[begin Given entries]
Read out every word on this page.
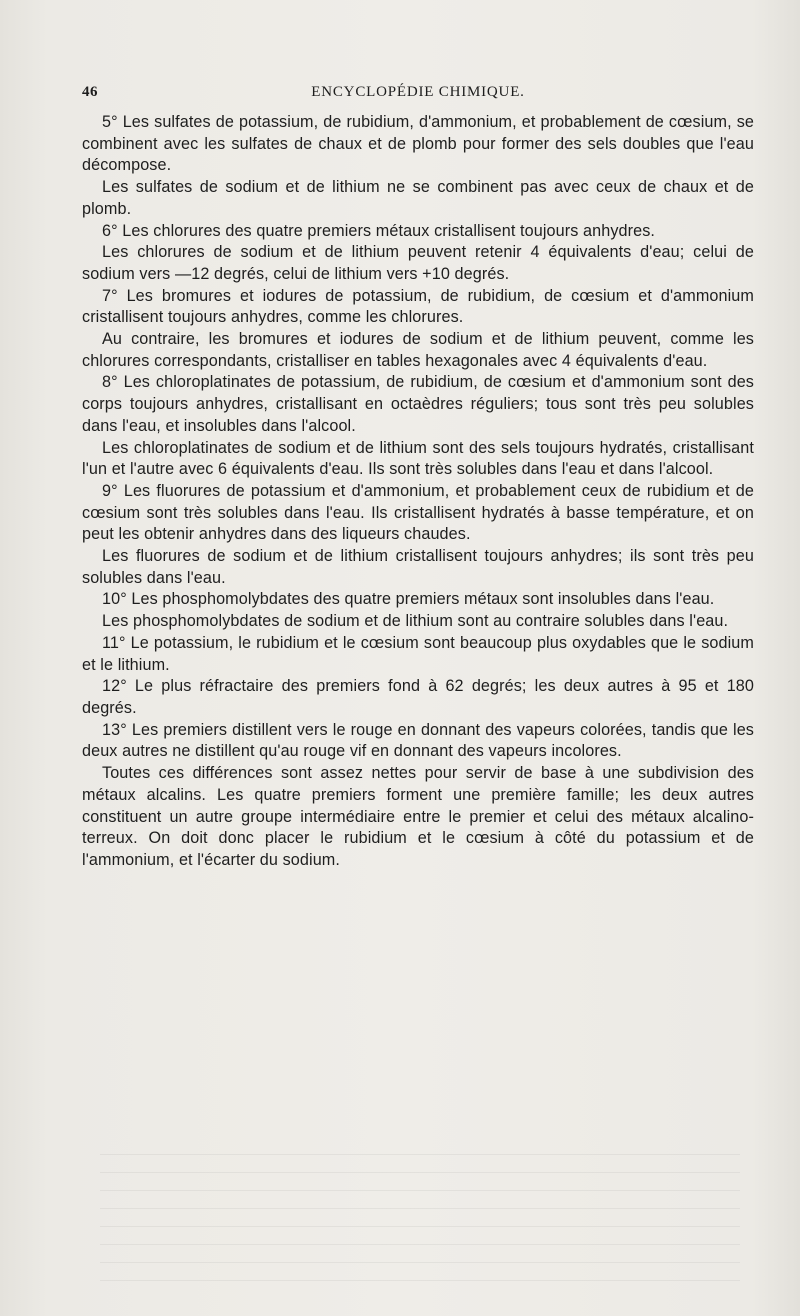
46	ENCYCLOPÉDIE CHIMIQUE.

5° Les sulfates de potassium, de rubidium, d'ammonium, et probablement de cœsium, se combinent avec les sulfates de chaux et de plomb pour former des sels doubles que l'eau décompose.

Les sulfates de sodium et de lithium ne se combinent pas avec ceux de chaux et de plomb.

6° Les chlorures des quatre premiers métaux cristallisent toujours anhydres.

Les chlorures de sodium et de lithium peuvent retenir 4 équivalents d'eau; celui de sodium vers —12 degrés, celui de lithium vers +10 degrés.

7° Les bromures et iodures de potassium, de rubidium, de cœsium et d'ammonium cristallisent toujours anhydres, comme les chlorures.

Au contraire, les bromures et iodures de sodium et de lithium peuvent, comme les chlorures correspondants, cristalliser en tables hexagonales avec 4 équivalents d'eau.

8° Les chloroplatinates de potassium, de rubidium, de cœsium et d'ammonium sont des corps toujours anhydres, cristallisant en octaèdres réguliers; tous sont très peu solubles dans l'eau, et insolubles dans l'alcool.

Les chloroplatinates de sodium et de lithium sont des sels toujours hydratés, cristallisant l'un et l'autre avec 6 équivalents d'eau. Ils sont très solubles dans l'eau et dans l'alcool.

9° Les fluorures de potassium et d'ammonium, et probablement ceux de rubidium et de cœsium sont très solubles dans l'eau. Ils cristallisent hydratés à basse température, et on peut les obtenir anhydres dans des liqueurs chaudes.

Les fluorures de sodium et de lithium cristallisent toujours anhydres; ils sont très peu solubles dans l'eau.

10° Les phosphomolybdates des quatre premiers métaux sont insolubles dans l'eau.

Les phosphomolybdates de sodium et de lithium sont au contraire solubles dans l'eau.

11° Le potassium, le rubidium et le cœsium sont beaucoup plus oxydables que le sodium et le lithium.

12° Le plus réfractaire des premiers fond à 62 degrés; les deux autres à 95 et 180 degrés.

13° Les premiers distillent vers le rouge en donnant des vapeurs colorées, tandis que les deux autres ne distillent qu'au rouge vif en donnant des vapeurs incolores.

Toutes ces différences sont assez nettes pour servir de base à une subdivision des métaux alcalins. Les quatre premiers forment une première famille; les deux autres constituent un autre groupe intermédiaire entre le premier et celui des métaux alcalino-terreux. On doit donc placer le rubidium et le cœsium à côté du potassium et de l'ammonium, et l'écarter du sodium.
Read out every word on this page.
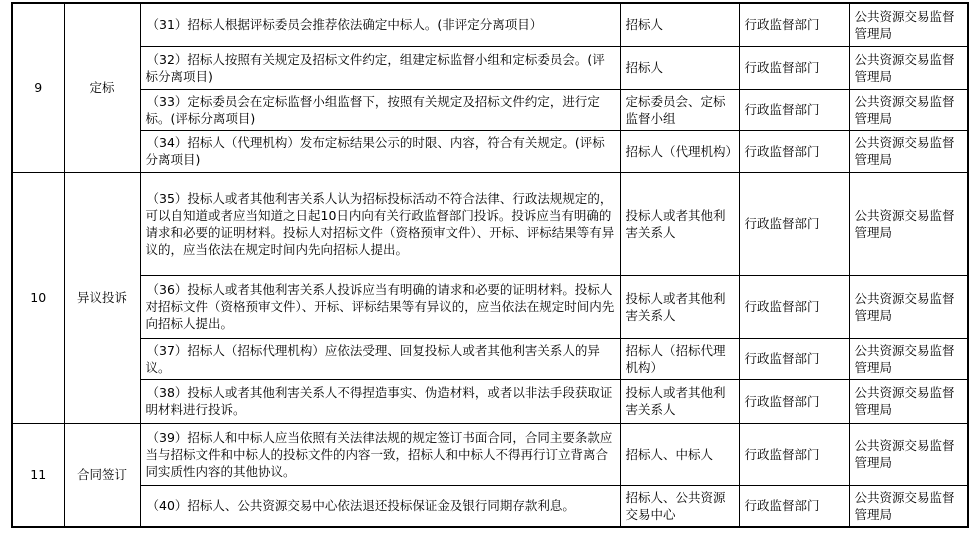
9	定标	（31）招标人根据评标委员会推荐依法确定中标人。(非评定分离项目）	招标人	行政监督部门	公共资源交易监督管理局
		（32）招标人按照有关规定及招标文件约定，组建定标监督小组和定标委员会。(评标分离项目)	招标人	行政监督部门	公共资源交易监督管理局
		（33）定标委员会在定标监督小组监督下，按照有关规定及招标文件约定，进行定标。(评标分离项目)	定标委员会、定标监督小组	行政监督部门	公共资源交易监督管理局
		（34）招标人（代理机构）发布定标结果公示的时限、内容，符合有关规定。(评标分离项目)	招标人（代理机构）	行政监督部门	公共资源交易监督管理局
10	异议投诉	（35）投标人或者其他利害关系人认为招标投标活动不符合法律、行政法规规定的，可以自知道或者应当知道之日起10日内向有关行政监督部门投诉。投诉应当有明确的请求和必要的证明材料。投标人对招标文件（资格预审文件）、开标、评标结果等有异议的，应当依法在规定时间内先向招标人提出。	投标人或者其他利害关系人	行政监督部门	公共资源交易监督管理局
		（36）投标人或者其他利害关系人投诉应当有明确的请求和必要的证明材料。投标人对招标文件（资格预审文件）、开标、评标结果等有异议的，应当依法在规定时间内先向招标人提出。	投标人或者其他利害关系人	行政监督部门	公共资源交易监督管理局
		（37）招标人（招标代理机构）应依法受理、回复投标人或者其他利害关系人的异议。	招标人（招标代理机构）	行政监督部门	公共资源交易监督管理局
		（38）投标人或者其他利害关系人不得捏造事实、伪造材料，或者以非法手段获取证明材料进行投诉。	投标人或者其他利害关系人	行政监督部门	公共资源交易监督管理局
11	合同签订	（39）招标人和中标人应当依照有关法律法规的规定签订书面合同，合同主要条款应当与招标文件和中标人的投标文件的内容一致，招标人和中标人不得再行订立背离合同实质性内容的其他协议。	招标人、中标人	行政监督部门	公共资源交易监督管理局
		（40）招标人、公共资源交易中心依法退还投标保证金及银行同期存款利息。	招标人、公共资源交易中心	行政监督部门	公共资源交易监督管理局
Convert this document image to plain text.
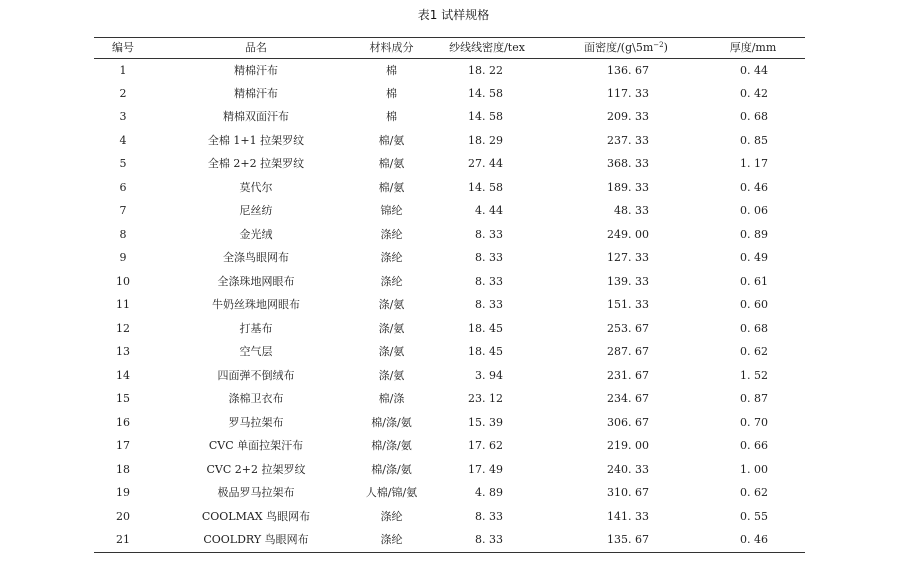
表1 试样规格
编号	品名	材料成分	纱线线密度/tex	面密度$/(g\backslash 5m^{-2})$	厚度/mm
1	精棉汗布	棉	18. 22	136. 67	0. 44
2	精棉汗布	棉	14. 58	117. 33	0. 42
3	精棉双面汗布	棉	14. 58	209. 33	0. 68
4	全棉 1+1 拉架罗纹	棉/氨	18. 29	237. 33	0. 85
5	全棉 2+2 拉架罗纹	棉/氨	27. 44	368. 33	1. 17
6	莫代尔	棉/氨	14. 58	189. 33	0. 46
7	尼丝纺	锦纶	4. 44	48. 33	0. 06
8	金光绒	涤纶	8. 33	249. 00	0. 89
9	全涤鸟眼网布	涤纶	8. 33	127. 33	0. 49
10	全涤珠地网眼布	涤纶	8. 33	139. 33	0. 61
11	牛奶丝珠地网眼布	涤/氨	8. 33	151. 33	0. 60
12	打基布	涤/氨	18. 45	253. 67	0. 68
13	空气层	涤/氨	18. 45	287. 67	0. 62
14	四面弹不倒绒布	涤/氨	3. 94	231. 67	1. 52
15	涤棉卫衣布	棉/涤	23. 12	234. 67	0. 87
16	罗马拉架布	棉/涤/氨	15. 39	306. 67	0. 70
17	CVC 单面拉架汗布	棉/涤/氨	17. 62	219. 00	0. 66
18	CVC 2+2 拉架罗纹	棉/涤/氨	17. 49	240. 33	1. 00
19	极品罗马拉架布	人棉/锦/氨	4. 89	310. 67	0. 62
20	COOLMAX 鸟眼网布	涤纶	8. 33	141. 33	0. 55
21	COOLDRY 鸟眼网布	涤纶	8. 33	135. 67	0. 46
[end Given entries]
Aim.
Scan the material above for the word "équivalents". Copy each line where it occurs.

Complete output.
Les chlorures de sodium et de lithium peuvent retenir 4 équivalents d'eau; celui de sodium vers —12 degrés, celui de lithium vers +10 degrés.
Au contraire, les bromures et iodures de sodium et de lithium peuvent, comme les chlorures correspondants, cristalliser en tables hexagonales avec 4 équivalents d'eau.
Les chloroplatinates de sodium et de lithium sont des sels toujours hydratés, cristallisant l'un et l'autre avec 6 équivalents d'eau. Ils sont très solubles dans l'eau et dans l'alcool.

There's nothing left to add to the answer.